[START OF Records shown]

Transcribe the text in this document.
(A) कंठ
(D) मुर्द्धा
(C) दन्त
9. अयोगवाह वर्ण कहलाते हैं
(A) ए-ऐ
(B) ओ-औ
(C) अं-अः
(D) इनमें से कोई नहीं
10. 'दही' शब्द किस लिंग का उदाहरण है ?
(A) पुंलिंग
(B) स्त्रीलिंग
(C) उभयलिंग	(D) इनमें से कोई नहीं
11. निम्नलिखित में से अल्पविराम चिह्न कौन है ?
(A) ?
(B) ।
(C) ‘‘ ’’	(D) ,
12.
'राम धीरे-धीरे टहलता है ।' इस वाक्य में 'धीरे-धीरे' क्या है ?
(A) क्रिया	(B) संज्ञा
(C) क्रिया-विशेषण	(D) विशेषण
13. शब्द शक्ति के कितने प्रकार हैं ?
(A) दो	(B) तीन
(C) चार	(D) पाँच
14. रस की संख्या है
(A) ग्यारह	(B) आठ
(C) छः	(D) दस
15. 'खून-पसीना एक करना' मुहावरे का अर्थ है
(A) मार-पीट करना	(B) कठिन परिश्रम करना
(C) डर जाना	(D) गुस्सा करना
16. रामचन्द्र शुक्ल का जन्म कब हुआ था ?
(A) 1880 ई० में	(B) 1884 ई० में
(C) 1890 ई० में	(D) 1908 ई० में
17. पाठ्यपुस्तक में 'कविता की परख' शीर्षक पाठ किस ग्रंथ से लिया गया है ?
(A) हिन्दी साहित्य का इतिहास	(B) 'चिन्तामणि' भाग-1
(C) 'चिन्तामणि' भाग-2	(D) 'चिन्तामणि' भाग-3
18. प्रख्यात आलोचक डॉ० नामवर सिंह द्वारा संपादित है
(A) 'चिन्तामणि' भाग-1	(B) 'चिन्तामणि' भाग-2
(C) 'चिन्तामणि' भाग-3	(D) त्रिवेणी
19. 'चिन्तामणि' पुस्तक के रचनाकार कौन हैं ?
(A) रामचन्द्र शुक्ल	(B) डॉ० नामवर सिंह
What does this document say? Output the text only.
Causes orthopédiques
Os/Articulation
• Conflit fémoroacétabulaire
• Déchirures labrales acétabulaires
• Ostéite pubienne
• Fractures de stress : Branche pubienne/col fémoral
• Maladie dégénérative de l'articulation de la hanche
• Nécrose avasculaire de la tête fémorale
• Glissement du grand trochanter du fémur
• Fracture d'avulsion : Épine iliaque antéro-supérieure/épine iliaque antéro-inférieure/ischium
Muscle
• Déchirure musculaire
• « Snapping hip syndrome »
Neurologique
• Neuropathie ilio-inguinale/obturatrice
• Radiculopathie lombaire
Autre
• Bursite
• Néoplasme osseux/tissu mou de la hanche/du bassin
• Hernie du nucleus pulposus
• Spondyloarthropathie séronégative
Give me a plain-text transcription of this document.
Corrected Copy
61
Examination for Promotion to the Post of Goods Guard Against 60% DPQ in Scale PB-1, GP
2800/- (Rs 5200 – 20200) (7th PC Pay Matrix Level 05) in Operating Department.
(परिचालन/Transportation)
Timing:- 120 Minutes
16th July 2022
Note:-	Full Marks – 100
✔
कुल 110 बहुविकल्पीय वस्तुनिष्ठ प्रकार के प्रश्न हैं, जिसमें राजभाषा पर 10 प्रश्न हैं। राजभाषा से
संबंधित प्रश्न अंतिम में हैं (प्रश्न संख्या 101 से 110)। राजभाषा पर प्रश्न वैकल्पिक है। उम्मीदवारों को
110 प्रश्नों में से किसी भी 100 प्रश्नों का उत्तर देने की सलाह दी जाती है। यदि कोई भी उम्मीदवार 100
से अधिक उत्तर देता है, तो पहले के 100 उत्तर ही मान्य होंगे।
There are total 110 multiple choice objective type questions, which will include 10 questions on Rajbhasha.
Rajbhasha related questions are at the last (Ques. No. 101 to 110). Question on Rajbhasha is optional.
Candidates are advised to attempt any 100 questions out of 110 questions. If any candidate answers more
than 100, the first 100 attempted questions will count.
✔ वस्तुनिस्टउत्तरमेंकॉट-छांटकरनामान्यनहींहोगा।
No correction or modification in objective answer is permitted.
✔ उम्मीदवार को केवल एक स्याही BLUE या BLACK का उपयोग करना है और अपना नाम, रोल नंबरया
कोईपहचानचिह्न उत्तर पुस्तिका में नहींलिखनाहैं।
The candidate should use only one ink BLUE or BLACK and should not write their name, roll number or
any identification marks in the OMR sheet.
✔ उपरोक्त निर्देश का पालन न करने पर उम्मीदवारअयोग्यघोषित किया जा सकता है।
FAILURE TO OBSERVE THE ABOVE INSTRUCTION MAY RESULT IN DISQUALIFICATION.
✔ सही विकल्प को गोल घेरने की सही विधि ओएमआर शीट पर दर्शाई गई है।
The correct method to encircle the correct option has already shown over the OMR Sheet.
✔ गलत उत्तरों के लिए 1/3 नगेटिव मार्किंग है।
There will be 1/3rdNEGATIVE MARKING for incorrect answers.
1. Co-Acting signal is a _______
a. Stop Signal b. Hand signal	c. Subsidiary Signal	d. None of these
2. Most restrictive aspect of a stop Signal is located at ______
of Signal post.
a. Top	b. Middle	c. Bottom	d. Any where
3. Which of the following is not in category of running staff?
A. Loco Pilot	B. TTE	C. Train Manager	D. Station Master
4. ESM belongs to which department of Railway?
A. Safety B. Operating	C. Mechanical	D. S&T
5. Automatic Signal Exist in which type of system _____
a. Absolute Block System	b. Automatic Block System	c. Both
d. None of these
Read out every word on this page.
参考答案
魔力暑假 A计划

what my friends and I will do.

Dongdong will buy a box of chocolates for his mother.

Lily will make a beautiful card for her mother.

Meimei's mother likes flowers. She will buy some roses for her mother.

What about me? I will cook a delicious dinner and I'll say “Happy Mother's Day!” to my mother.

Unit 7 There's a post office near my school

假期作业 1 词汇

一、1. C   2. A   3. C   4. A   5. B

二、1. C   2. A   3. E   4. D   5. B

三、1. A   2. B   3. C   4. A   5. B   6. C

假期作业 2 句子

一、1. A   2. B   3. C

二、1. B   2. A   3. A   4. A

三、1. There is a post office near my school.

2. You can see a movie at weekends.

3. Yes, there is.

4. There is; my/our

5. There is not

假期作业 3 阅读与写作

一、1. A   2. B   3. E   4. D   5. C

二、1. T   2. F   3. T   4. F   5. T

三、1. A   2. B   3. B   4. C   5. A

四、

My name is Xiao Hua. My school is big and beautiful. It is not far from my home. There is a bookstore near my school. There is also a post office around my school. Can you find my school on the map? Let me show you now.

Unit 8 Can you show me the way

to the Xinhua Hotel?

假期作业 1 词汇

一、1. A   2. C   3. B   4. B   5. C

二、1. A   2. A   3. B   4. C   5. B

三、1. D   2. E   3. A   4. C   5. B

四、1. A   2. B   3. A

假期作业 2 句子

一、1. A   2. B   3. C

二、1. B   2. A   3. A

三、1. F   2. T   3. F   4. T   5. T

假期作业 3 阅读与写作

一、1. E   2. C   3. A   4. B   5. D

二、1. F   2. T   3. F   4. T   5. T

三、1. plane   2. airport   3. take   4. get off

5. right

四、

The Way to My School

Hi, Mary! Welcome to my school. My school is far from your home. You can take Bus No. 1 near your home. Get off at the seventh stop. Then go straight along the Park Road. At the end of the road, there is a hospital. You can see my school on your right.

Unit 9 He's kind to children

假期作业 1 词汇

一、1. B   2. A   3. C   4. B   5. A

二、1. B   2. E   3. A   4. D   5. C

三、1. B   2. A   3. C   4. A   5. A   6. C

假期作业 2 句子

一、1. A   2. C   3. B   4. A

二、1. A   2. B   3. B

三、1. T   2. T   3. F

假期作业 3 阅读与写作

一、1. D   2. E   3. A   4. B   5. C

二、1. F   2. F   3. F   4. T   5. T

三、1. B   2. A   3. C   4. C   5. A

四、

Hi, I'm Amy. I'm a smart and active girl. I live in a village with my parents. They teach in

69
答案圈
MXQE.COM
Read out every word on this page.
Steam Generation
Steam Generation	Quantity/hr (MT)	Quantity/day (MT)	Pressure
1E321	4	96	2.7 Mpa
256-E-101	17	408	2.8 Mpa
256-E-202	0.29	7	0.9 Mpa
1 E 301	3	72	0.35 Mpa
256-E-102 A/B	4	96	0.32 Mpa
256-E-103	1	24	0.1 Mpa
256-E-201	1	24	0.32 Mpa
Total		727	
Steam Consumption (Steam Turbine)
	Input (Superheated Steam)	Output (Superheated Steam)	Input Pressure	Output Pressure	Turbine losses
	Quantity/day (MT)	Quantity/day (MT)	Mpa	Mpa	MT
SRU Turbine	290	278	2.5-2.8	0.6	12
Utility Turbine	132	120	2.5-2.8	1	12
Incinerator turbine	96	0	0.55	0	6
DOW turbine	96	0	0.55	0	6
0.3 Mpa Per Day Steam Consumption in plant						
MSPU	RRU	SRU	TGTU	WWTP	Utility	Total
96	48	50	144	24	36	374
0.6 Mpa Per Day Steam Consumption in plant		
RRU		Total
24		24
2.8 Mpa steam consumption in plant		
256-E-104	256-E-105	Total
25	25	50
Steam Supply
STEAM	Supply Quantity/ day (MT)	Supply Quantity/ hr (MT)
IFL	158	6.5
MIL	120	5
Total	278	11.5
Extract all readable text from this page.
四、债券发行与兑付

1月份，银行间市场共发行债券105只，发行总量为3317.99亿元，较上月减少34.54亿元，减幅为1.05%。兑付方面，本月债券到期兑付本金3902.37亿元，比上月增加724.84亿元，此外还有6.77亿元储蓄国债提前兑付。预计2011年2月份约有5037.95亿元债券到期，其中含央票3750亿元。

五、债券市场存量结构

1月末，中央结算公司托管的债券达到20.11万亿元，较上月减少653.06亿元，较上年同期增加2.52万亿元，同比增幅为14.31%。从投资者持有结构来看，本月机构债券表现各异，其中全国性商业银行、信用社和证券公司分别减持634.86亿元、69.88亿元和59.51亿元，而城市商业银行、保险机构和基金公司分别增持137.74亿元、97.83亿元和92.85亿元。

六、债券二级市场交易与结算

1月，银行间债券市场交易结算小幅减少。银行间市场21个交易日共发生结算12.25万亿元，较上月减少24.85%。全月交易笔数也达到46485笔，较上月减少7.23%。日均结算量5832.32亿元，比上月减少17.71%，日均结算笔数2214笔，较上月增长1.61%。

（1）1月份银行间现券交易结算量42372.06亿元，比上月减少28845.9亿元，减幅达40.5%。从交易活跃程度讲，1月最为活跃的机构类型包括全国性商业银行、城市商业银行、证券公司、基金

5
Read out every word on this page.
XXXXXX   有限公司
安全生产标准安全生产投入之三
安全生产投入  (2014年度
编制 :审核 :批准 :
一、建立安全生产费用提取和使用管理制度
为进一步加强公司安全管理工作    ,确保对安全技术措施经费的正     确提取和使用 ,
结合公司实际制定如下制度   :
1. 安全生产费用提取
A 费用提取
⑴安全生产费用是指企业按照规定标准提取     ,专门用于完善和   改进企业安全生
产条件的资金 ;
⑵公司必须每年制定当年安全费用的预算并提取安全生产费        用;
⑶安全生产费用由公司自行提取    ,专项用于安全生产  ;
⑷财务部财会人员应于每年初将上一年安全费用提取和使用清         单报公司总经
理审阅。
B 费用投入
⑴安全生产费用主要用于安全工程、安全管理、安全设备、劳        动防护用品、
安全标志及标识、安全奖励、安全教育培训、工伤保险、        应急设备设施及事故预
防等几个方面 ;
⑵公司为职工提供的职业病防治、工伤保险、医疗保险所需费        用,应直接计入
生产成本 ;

[END OF Records shown]

### Prompt
Each line holding "Generation" must be found and copied.

### Solved problem
Steam Generation
Steam Generation	Quantity/hr (MT)	Quantity/day (MT)	Pressure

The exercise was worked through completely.